> [CONSIGNE 1]
Répondez à ces questions sur l'extrait consacré à la cybersécurité spatiale :
(a) Quel nom porte le groupe de cyber-pirates qui a espionné des entreprises du spatial en 2014 ?
(b) Combien d'éoliennes ont été arrêtées en Allemagne à la suite de l'attaque contre Viasat ?
(c) Quel poste Julien Airaud occupe-t-il au CNES ?

De la défense à la santé, des transports à l’agriculture, en passant par l’éducation et les communications, tout passe désormais par l’espace. Il n’est plus un aspect de la vie économique et sociale qui n’utilise, à un moment ou à un autre, des technologies ou des applications spatiales. Cette dépendance s’accompagne de deux évolutions majeures : l’arrivée massive de nouveaux acteurs du NewSpace, avec des approches opportunistes qui transforment la manière d’envisager le spatial, et la numérisation du secteur.

De plus en plus, les satellites ressemblent à des ordinateurs volants. On rencontre donc dans l’espace les mêmes problèmes de sécurité qu’au sol : attaques informatiques, codes malveillants, exposition aux vulnérabilités, dépendance aux services partagés…

Julien Airaud

  • Expert senior cybersécurité spatiale au CNES
Portrait de Julien Airaud.

Des zones grises entre le civil et le militaire

De plus en plus d’attaques sont répertoriées, illustrant de manière très concrète la menace cyber qui pèse sur les systèmes spatiaux. En 2014, plusieurs entreprises européennes et américaines du spatial ont ainsi été espionnées par un groupe de cyber-pirates originaire de Chine, appelé « Putter Panda ». En 2018, le ministère des Armées français révélait les manœuvres d’approches inamicales réalisées par le satellite russe Luch-Olymp sur le satellite militaire franco-italien Athena-Fidus. 

En 2022, conjointement à l’invasion de l’Ukraine par la Russie, le fournisseur d’accès Viasat, utilisé par le gouvernement ukrainien pour ses télécommunications, faisait l’objet d’une attaque massive. La mise hors service à distance des terminaux de connexion de la société américaine avait notamment entraîné l’arrêt de 6 000 éoliennes en Allemagne et privé de nombreux internautes français de l’accès au réseau dans des zones blanches. 

« Cet événement a révélé l’ampleur du risque cyber spatial et ses conséquences, avec des effets de bord dans le domaine civil et très loin de la zone de conflit. Il s’avère que ce type d’attaque, plus facile à dissimuler, difficile à imputer et qui présente l’avantage de ne pas créer de débris comme le ferait une destruction physique, est privilégié par ceux qui souhaitent neutraliser un système spatial », analyse Julien Airaud.

> [DONNÉES DE L'EXERCICE]
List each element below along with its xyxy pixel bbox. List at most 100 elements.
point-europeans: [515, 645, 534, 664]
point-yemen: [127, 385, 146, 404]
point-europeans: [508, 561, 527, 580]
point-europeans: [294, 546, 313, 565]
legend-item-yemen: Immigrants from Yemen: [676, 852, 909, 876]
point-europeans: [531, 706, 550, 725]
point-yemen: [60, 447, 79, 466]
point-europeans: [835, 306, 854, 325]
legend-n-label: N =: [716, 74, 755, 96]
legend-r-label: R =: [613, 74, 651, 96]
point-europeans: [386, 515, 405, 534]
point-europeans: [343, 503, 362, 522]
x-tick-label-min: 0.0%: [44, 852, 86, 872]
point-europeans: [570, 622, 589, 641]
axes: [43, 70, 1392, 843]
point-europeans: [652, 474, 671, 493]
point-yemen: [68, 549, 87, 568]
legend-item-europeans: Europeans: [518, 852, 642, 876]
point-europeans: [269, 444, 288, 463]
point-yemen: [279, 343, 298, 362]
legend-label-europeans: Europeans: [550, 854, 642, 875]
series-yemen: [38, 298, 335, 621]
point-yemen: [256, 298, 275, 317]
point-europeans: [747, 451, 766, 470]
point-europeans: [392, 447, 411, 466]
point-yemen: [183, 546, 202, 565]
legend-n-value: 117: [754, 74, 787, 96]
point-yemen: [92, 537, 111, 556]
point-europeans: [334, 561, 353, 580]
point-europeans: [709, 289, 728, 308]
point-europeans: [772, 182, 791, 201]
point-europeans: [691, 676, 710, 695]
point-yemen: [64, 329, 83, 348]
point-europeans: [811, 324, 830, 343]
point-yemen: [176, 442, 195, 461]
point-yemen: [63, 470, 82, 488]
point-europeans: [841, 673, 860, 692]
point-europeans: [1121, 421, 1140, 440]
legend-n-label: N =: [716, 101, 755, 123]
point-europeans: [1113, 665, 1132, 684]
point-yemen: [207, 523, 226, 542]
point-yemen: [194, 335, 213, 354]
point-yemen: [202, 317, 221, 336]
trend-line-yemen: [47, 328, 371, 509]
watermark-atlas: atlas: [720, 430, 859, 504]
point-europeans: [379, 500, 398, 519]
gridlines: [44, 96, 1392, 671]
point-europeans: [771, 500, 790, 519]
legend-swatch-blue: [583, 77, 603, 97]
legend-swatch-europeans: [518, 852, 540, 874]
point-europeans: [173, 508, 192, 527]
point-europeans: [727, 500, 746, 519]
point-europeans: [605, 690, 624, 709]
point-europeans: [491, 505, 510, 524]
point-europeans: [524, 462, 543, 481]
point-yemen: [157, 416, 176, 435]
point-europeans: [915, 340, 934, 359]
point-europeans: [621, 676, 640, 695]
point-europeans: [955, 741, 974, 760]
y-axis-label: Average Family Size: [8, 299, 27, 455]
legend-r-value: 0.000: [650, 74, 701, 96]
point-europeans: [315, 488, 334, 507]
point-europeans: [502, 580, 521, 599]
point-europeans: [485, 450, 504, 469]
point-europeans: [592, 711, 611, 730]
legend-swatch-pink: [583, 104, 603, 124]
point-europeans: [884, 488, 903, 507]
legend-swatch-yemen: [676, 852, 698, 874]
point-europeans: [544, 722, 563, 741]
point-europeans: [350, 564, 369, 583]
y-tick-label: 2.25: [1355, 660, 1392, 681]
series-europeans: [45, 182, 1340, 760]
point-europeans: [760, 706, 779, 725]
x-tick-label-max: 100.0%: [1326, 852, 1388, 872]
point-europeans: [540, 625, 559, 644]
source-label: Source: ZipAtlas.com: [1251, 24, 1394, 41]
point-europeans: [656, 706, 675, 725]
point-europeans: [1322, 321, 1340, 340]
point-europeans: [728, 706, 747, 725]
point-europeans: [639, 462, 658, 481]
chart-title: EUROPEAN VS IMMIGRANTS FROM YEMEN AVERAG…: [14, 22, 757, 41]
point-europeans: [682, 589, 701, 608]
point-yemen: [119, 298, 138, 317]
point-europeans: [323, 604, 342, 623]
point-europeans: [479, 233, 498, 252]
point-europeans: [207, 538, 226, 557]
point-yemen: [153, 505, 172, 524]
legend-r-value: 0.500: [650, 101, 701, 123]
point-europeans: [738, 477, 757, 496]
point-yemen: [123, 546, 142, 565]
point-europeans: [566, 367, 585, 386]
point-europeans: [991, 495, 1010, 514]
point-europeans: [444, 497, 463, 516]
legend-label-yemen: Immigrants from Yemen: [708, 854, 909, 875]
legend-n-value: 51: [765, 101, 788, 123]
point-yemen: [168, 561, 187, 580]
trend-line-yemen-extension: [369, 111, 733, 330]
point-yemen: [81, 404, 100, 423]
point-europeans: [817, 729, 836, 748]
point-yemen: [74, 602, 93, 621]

> [CONSIGNE 2]
Reproduisez à l'identique les entrées, depuis leur début jusqu'à la ligne contenant « y-axis-label: Average Family », celle-ci comprise.

> [RÉPONSE ATTENDUE 1]
(a) « Putter Panda »
(b) 6 000
(c) Expert senior cybersécurité spatiale

> [RÉPONSE ATTENDUE 2]
List each element below along with its xyxy pixel bbox. List at most 100 elements.
point-europeans: [515, 645, 534, 664]
point-yemen: [127, 385, 146, 404]
point-europeans: [508, 561, 527, 580]
point-europeans: [294, 546, 313, 565]
legend-item-yemen: Immigrants from Yemen: [676, 852, 909, 876]
point-europeans: [531, 706, 550, 725]
point-yemen: [60, 447, 79, 466]
point-europeans: [835, 306, 854, 325]
legend-n-label: N =: [716, 74, 755, 96]
legend-r-label: R =: [613, 74, 651, 96]
point-europeans: [386, 515, 405, 534]
point-europeans: [343, 503, 362, 522]
x-tick-label-min: 0.0%: [44, 852, 86, 872]
point-europeans: [570, 622, 589, 641]
axes: [43, 70, 1392, 843]
point-europeans: [652, 474, 671, 493]
point-yemen: [68, 549, 87, 568]
legend-item-europeans: Europeans: [518, 852, 642, 876]
point-europeans: [269, 444, 288, 463]
point-yemen: [279, 343, 298, 362]
legend-label-europeans: Europeans: [550, 854, 642, 875]
series-yemen: [38, 298, 335, 621]
point-yemen: [256, 298, 275, 317]
point-europeans: [747, 451, 766, 470]
point-europeans: [392, 447, 411, 466]
point-yemen: [183, 546, 202, 565]
legend-n-value: 117: [754, 74, 787, 96]
point-yemen: [92, 537, 111, 556]
point-europeans: [334, 561, 353, 580]
point-europeans: [709, 289, 728, 308]
point-europeans: [772, 182, 791, 201]
point-europeans: [691, 676, 710, 695]
point-yemen: [64, 329, 83, 348]
point-europeans: [811, 324, 830, 343]
point-yemen: [176, 442, 195, 461]
point-yemen: [63, 470, 82, 488]
point-europeans: [841, 673, 860, 692]
point-europeans: [1121, 421, 1140, 440]
legend-n-label: N =: [716, 101, 755, 123]
point-europeans: [1113, 665, 1132, 684]
point-yemen: [207, 523, 226, 542]
point-yemen: [194, 335, 213, 354]
point-yemen: [202, 317, 221, 336]
trend-line-yemen: [47, 328, 371, 509]
watermark-atlas: atlas: [720, 430, 859, 504]
point-europeans: [379, 500, 398, 519]
gridlines: [44, 96, 1392, 671]
point-europeans: [771, 500, 790, 519]
legend-swatch-blue: [583, 77, 603, 97]
legend-swatch-europeans: [518, 852, 540, 874]
point-europeans: [173, 508, 192, 527]
point-europeans: [727, 500, 746, 519]
point-europeans: [605, 690, 624, 709]
point-europeans: [491, 505, 510, 524]
point-europeans: [524, 462, 543, 481]
point-yemen: [157, 416, 176, 435]
point-europeans: [915, 340, 934, 359]
point-europeans: [621, 676, 640, 695]
point-europeans: [955, 741, 974, 760]
y-axis-label: Average Family Size: [8, 299, 27, 455]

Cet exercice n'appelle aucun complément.